## PROVIDED RECORDS
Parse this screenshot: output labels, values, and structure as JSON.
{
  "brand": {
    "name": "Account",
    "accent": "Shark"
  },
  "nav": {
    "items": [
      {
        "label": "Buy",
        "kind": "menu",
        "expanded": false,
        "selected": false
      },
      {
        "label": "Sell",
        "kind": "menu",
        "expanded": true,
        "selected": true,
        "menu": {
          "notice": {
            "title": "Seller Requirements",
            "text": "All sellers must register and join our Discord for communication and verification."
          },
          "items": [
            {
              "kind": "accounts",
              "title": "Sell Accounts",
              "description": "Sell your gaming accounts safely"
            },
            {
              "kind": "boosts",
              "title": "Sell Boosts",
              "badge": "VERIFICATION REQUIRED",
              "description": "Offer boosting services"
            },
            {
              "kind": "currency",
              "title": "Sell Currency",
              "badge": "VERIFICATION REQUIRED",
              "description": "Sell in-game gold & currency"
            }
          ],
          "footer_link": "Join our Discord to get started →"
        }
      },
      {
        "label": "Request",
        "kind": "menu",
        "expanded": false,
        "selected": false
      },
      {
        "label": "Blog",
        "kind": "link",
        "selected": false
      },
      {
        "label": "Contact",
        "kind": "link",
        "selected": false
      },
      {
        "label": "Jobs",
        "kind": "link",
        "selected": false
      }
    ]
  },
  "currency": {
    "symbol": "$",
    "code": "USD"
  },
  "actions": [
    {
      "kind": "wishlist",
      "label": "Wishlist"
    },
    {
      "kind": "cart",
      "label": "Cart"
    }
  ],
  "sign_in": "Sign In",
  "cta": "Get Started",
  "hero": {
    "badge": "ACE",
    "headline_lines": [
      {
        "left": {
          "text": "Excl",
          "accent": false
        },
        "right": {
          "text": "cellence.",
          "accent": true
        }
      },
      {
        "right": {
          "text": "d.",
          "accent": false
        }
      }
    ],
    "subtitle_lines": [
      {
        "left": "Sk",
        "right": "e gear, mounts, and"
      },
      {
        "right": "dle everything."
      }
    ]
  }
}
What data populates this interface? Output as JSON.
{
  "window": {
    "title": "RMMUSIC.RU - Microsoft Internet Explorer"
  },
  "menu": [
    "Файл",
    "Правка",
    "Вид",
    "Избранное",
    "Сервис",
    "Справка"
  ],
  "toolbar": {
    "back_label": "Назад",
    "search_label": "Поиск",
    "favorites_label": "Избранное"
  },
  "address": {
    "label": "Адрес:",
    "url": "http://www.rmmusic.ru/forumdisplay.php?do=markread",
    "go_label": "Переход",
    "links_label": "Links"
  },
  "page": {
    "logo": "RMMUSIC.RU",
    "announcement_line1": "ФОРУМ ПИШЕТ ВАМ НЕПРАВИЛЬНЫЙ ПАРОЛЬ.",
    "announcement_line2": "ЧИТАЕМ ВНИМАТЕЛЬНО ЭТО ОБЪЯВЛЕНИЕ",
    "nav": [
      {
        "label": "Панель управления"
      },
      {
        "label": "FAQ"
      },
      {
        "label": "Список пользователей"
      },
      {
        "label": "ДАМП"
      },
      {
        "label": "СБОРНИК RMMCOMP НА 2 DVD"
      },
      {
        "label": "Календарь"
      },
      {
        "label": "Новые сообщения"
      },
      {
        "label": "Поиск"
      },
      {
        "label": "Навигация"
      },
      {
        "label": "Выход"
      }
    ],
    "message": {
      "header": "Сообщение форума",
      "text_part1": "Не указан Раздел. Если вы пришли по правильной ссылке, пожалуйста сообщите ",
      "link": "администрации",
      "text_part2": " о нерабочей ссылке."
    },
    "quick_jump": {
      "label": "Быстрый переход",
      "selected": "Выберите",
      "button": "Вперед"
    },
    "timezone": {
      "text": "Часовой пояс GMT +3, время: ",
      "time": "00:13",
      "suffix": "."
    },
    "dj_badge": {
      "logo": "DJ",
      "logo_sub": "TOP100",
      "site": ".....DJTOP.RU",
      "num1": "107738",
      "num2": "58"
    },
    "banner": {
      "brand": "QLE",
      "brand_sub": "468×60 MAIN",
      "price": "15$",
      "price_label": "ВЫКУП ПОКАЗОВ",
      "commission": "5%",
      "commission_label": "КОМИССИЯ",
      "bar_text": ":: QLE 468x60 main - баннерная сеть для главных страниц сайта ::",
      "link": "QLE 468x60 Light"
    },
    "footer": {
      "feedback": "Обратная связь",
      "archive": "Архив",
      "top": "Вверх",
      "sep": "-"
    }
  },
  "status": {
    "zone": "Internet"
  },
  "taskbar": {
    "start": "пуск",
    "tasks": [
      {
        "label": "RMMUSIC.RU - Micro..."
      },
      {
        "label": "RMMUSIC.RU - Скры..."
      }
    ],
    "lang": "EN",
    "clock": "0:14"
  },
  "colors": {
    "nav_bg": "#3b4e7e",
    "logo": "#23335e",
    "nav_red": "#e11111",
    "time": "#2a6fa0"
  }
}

## WHAT YOU NEED TO DO
Search the records for the string "Internet" and return every line in which it occurs.

## EXERCISE RESPONSE
    "title": "RMMUSIC.RU - Microsoft Internet Explorer"
    "zone": "Internet"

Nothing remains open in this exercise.